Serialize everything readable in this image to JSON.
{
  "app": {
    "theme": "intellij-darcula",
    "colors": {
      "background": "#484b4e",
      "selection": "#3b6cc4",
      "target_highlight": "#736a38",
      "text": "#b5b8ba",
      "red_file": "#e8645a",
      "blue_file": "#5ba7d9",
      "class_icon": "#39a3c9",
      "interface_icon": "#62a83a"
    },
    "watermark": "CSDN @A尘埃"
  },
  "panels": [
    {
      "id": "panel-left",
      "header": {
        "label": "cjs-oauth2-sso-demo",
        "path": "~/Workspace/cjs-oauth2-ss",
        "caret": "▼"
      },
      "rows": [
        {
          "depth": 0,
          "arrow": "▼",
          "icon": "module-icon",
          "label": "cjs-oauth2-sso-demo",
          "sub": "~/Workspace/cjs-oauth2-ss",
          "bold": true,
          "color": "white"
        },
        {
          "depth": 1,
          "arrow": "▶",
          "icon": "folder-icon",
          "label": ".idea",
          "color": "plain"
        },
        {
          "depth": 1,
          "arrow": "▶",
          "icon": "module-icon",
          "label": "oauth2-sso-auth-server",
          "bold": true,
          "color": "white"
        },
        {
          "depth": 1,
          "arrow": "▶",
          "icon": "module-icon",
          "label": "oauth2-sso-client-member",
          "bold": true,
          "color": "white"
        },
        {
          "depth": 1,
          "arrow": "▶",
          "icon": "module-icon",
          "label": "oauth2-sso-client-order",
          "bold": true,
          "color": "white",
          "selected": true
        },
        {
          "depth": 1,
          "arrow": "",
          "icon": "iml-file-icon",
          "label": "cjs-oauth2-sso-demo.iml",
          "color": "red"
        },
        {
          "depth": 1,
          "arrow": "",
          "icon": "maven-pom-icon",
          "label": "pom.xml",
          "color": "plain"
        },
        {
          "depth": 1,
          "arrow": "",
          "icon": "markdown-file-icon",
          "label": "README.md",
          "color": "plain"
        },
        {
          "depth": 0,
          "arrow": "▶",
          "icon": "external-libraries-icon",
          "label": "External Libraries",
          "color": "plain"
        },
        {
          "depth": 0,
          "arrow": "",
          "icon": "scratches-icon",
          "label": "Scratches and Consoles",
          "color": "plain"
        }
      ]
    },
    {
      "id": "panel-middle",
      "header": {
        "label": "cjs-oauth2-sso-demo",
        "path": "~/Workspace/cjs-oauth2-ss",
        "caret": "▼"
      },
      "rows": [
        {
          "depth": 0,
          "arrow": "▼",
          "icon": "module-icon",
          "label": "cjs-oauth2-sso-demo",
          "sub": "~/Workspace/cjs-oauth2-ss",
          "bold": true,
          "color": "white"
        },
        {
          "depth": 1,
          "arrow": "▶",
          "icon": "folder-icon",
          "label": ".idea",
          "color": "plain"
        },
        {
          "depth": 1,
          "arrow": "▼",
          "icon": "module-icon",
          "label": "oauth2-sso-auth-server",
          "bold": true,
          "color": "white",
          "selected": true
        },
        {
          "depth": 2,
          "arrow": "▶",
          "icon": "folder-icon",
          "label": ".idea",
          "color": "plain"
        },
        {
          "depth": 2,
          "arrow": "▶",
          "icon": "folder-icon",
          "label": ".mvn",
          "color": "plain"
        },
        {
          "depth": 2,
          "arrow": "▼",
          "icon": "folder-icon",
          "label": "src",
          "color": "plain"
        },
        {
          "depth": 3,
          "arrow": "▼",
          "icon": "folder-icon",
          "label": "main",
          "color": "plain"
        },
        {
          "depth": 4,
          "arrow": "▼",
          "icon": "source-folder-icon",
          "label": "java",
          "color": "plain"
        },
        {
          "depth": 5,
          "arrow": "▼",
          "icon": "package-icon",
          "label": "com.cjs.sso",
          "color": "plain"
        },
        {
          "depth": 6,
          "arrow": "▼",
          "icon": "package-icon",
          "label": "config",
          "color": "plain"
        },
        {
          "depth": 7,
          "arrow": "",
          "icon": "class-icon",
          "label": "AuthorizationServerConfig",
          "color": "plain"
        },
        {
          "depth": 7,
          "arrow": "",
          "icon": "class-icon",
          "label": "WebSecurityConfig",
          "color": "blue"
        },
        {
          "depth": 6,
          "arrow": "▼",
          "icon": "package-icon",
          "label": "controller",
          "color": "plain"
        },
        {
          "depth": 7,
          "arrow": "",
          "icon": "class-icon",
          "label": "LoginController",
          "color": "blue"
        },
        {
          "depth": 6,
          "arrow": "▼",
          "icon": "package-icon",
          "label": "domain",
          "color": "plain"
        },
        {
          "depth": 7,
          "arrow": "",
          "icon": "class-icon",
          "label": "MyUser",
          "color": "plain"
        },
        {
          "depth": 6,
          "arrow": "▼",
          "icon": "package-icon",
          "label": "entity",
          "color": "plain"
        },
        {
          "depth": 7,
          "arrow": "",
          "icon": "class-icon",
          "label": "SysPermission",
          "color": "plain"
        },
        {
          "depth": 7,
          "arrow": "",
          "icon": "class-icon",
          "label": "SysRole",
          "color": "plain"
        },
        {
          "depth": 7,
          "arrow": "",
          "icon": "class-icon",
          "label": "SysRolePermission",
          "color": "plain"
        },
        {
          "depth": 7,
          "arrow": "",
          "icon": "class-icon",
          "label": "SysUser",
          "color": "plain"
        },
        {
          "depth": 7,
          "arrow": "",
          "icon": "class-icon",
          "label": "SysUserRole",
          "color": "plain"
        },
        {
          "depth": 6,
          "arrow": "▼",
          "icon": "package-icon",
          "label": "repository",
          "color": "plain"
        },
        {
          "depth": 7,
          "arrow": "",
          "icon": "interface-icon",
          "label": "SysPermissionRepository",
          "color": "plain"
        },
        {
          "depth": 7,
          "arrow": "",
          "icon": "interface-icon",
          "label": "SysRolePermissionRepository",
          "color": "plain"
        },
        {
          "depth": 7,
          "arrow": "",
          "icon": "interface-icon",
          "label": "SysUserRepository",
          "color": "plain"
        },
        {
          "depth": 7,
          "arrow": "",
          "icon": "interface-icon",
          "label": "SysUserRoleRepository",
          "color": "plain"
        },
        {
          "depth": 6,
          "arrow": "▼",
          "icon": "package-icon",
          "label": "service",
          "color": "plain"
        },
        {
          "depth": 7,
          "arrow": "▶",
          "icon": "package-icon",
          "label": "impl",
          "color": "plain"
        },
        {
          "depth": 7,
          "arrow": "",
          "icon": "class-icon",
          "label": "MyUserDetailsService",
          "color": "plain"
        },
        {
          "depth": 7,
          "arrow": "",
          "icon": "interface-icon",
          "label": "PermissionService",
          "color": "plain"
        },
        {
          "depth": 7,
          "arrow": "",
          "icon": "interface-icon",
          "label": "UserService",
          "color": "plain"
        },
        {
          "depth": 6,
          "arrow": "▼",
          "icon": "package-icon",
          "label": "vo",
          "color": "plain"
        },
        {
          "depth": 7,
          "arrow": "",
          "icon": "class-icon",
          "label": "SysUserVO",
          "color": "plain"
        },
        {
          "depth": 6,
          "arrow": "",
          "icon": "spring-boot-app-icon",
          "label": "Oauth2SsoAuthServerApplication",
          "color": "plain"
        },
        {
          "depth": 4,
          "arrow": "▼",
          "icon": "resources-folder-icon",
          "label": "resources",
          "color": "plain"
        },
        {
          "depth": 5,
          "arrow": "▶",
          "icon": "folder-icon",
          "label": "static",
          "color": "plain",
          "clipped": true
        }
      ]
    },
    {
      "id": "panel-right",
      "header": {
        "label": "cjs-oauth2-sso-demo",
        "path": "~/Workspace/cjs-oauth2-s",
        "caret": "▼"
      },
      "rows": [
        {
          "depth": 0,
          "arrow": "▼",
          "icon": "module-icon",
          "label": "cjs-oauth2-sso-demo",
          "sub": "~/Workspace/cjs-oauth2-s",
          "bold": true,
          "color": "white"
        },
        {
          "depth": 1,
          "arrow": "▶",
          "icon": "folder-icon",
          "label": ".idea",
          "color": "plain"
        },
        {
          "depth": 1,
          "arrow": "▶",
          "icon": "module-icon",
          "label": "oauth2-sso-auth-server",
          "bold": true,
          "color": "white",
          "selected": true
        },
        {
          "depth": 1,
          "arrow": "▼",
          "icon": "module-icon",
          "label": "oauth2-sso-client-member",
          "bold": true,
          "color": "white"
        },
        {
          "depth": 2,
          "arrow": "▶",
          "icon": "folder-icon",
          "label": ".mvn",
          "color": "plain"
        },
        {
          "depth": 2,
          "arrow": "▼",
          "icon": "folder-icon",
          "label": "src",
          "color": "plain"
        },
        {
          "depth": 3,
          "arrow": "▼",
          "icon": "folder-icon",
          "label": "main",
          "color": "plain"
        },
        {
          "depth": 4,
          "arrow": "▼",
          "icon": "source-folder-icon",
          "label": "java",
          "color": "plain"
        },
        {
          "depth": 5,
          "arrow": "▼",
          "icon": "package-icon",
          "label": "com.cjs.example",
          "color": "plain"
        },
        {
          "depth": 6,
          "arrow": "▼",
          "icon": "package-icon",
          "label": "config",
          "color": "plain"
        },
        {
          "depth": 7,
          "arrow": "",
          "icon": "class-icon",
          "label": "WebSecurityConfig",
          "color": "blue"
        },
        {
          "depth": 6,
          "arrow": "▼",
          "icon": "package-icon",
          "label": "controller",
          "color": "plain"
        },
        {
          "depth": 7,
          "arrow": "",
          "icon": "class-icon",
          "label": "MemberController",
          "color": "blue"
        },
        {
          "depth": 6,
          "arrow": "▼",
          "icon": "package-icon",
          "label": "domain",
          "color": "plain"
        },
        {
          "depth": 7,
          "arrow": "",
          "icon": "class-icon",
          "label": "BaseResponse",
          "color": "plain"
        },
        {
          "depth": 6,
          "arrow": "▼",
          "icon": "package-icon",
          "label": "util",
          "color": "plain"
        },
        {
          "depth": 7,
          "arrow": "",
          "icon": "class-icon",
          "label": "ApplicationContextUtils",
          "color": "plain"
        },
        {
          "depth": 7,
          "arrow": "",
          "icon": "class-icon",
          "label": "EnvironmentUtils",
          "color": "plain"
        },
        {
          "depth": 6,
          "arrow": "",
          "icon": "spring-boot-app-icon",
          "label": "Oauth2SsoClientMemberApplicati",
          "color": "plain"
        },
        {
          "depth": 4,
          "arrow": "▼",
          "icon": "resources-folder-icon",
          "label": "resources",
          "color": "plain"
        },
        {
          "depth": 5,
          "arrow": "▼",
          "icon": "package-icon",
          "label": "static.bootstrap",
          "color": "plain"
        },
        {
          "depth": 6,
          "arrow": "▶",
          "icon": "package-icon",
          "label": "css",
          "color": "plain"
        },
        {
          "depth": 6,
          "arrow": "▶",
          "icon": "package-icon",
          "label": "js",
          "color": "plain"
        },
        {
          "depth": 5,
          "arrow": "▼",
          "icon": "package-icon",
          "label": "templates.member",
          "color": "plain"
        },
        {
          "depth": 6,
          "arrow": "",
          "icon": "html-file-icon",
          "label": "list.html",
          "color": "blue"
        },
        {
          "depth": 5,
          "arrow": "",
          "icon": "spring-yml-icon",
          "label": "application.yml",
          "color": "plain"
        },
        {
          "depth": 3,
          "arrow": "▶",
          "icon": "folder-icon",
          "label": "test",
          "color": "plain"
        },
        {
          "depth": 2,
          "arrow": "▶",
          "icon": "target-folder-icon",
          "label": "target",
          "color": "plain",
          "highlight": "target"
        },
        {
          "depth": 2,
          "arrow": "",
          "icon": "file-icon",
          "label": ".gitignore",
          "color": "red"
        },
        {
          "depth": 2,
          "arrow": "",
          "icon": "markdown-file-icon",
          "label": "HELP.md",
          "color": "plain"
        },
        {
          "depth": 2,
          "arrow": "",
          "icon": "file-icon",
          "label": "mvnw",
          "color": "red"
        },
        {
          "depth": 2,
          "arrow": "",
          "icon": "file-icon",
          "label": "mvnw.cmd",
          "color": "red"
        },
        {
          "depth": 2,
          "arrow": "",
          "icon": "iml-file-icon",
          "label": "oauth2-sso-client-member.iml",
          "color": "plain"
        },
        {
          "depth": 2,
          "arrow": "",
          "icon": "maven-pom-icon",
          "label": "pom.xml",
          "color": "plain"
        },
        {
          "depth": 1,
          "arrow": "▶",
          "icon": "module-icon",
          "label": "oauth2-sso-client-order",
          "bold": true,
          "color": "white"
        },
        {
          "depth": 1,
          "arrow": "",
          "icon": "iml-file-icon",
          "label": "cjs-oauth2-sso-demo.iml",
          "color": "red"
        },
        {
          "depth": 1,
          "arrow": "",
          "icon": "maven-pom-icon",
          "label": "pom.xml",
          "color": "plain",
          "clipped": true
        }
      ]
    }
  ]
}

* _EXERCISE DESCRIPTION_: Scan the records above for the string "static", then report every line that contains it.

* _THE ANSWER_:
          "label": "static",
          "label": "static.bootstrap",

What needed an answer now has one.